*Problem to work on*. Which lines hold the word "používá"? Copy each of them from the material.

*Provided data*.

_ _ _ _ _

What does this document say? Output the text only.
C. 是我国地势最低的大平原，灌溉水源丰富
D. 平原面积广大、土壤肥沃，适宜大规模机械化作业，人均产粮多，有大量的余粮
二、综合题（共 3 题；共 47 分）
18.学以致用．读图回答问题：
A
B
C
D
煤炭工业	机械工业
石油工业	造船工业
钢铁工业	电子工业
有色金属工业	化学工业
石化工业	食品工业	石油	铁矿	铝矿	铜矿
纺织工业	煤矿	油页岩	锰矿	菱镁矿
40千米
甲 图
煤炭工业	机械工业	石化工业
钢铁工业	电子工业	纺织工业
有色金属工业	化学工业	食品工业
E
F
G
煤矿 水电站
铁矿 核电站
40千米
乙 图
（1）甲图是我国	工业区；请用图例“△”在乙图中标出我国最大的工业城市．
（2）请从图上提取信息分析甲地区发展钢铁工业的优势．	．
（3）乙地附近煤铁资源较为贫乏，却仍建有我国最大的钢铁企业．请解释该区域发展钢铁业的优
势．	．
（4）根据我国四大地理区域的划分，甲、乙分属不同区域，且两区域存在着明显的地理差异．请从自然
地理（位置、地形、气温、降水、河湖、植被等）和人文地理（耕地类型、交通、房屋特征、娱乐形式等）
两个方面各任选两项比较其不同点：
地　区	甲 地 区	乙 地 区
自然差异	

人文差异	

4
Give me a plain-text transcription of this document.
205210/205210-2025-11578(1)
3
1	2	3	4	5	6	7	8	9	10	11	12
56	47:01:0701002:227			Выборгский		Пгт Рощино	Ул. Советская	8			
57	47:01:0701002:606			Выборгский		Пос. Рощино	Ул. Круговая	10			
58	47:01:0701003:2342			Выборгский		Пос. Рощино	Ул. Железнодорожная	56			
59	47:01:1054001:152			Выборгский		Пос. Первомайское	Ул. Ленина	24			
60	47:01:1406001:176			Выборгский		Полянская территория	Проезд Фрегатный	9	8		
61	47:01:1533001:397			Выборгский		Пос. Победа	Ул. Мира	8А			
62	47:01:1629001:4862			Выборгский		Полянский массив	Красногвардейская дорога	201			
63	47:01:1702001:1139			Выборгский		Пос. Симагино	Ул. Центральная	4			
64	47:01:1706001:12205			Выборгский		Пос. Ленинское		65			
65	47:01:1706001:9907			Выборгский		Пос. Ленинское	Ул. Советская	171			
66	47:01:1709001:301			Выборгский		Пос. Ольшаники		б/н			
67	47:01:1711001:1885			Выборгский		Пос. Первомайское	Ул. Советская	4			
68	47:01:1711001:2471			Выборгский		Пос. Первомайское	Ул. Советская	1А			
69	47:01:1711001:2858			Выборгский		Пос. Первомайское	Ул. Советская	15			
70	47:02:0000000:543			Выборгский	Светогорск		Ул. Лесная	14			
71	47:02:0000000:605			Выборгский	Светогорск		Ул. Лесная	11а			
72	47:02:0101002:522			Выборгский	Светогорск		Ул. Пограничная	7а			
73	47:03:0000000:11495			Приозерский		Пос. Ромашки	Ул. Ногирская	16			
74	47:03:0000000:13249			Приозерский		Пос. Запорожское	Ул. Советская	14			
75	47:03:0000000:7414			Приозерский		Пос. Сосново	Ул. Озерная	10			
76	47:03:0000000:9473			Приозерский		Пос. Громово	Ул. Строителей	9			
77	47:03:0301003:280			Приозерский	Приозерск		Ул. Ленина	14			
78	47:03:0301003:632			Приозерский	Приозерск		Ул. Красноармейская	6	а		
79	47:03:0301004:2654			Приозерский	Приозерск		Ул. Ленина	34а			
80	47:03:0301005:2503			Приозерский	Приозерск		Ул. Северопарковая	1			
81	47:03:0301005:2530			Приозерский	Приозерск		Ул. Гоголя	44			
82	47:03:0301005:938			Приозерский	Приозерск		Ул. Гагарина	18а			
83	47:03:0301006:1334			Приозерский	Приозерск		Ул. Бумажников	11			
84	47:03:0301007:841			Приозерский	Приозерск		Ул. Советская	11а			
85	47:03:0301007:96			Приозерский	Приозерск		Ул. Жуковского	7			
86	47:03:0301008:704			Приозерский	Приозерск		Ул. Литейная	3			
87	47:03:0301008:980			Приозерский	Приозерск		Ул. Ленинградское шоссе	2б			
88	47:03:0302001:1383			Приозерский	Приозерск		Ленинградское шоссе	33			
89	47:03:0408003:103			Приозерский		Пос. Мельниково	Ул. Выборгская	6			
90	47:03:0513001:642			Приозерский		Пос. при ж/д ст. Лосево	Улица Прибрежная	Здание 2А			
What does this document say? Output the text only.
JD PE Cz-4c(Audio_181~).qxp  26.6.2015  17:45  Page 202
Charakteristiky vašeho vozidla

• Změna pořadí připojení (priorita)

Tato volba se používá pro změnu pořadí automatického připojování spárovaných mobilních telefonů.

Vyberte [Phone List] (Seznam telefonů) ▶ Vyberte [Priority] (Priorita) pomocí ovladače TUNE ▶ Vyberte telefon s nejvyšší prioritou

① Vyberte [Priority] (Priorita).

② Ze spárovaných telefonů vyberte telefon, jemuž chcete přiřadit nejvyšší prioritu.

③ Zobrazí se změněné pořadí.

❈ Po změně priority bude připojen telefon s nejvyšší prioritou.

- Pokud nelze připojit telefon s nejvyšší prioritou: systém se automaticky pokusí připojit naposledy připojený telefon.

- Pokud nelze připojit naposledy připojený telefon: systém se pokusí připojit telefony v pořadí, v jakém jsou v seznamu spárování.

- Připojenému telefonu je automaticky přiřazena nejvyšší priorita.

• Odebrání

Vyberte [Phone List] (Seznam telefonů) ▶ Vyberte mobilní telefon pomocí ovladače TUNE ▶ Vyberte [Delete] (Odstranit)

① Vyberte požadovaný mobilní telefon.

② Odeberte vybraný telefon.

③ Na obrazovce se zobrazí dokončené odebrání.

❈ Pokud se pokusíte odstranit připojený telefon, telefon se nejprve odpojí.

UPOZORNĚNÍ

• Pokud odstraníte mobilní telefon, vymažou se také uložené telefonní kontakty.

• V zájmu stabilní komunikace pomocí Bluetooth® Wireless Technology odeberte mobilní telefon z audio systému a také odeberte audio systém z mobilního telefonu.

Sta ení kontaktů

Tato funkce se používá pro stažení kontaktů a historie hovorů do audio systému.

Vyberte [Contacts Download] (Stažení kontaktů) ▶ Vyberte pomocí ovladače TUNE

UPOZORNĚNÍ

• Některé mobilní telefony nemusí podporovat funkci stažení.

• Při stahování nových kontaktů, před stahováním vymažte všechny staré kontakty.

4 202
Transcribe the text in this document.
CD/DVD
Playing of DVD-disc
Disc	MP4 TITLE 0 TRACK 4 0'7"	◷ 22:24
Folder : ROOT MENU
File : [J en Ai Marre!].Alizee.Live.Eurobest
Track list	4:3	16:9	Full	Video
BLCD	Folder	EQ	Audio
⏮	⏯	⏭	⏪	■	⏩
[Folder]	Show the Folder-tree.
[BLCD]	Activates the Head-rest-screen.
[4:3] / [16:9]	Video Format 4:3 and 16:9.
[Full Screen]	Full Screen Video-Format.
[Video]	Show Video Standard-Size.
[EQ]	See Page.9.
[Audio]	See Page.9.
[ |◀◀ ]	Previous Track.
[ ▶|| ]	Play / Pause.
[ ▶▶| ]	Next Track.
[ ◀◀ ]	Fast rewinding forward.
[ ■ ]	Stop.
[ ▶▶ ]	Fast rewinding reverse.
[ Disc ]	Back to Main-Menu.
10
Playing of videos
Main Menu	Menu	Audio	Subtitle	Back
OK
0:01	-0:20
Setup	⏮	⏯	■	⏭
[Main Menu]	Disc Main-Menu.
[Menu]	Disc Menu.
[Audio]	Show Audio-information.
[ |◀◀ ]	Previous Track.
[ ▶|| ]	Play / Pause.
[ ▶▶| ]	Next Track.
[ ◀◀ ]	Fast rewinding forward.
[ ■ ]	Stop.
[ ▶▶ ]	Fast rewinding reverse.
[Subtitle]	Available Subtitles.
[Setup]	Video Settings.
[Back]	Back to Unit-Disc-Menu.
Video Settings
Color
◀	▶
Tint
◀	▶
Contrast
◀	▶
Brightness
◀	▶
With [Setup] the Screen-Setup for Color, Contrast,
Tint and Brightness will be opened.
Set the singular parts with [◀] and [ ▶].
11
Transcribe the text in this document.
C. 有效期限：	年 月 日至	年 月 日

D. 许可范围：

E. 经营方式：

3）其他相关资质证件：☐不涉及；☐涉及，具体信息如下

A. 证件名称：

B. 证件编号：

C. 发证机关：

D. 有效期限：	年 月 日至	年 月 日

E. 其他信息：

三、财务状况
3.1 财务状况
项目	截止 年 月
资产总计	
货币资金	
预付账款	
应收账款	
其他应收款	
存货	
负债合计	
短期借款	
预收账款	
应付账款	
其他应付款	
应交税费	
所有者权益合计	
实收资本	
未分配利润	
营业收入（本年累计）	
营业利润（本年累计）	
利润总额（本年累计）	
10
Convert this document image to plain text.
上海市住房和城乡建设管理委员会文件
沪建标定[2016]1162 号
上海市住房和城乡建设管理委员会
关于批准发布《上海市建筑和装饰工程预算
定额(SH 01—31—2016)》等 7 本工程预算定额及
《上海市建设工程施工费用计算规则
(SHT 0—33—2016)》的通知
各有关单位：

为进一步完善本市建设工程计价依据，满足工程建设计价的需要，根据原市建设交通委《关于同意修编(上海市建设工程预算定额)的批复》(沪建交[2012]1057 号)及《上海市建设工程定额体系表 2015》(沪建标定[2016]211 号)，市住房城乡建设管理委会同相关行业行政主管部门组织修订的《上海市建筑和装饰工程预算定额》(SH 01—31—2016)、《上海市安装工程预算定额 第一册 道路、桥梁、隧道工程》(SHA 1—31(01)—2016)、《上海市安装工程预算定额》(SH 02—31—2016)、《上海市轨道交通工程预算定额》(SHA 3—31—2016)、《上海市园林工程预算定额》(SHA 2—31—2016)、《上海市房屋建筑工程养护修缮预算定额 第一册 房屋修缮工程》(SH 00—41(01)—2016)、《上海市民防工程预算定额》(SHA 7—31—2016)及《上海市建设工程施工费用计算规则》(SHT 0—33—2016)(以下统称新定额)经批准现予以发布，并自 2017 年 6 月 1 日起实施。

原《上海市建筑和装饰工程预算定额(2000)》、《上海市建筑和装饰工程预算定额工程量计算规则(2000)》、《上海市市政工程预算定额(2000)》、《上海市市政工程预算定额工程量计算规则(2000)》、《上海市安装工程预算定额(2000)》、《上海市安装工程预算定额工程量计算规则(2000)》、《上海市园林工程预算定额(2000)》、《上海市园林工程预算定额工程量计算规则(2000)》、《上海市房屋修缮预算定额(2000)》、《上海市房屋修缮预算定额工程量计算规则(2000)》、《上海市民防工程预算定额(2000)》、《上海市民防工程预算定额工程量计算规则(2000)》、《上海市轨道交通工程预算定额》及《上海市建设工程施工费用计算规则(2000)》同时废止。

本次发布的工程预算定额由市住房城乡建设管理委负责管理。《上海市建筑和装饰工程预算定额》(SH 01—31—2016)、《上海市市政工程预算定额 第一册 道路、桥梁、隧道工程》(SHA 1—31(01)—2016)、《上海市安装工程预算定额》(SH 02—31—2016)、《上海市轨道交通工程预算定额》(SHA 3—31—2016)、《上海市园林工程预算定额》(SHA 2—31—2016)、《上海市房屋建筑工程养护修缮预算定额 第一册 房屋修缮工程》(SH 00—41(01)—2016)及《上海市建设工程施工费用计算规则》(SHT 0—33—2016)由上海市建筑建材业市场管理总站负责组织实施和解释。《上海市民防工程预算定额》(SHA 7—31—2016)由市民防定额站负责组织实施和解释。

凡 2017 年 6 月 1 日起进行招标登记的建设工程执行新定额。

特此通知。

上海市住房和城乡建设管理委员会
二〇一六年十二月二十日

_ _ _ _ _

*Written solution*.
Tato volba se používá pro změnu pořadí automatického připojování spárovaných mobilních telefonů.
Tato funkce se používá pro stažení kontaktů a historie hovorů do audio systému.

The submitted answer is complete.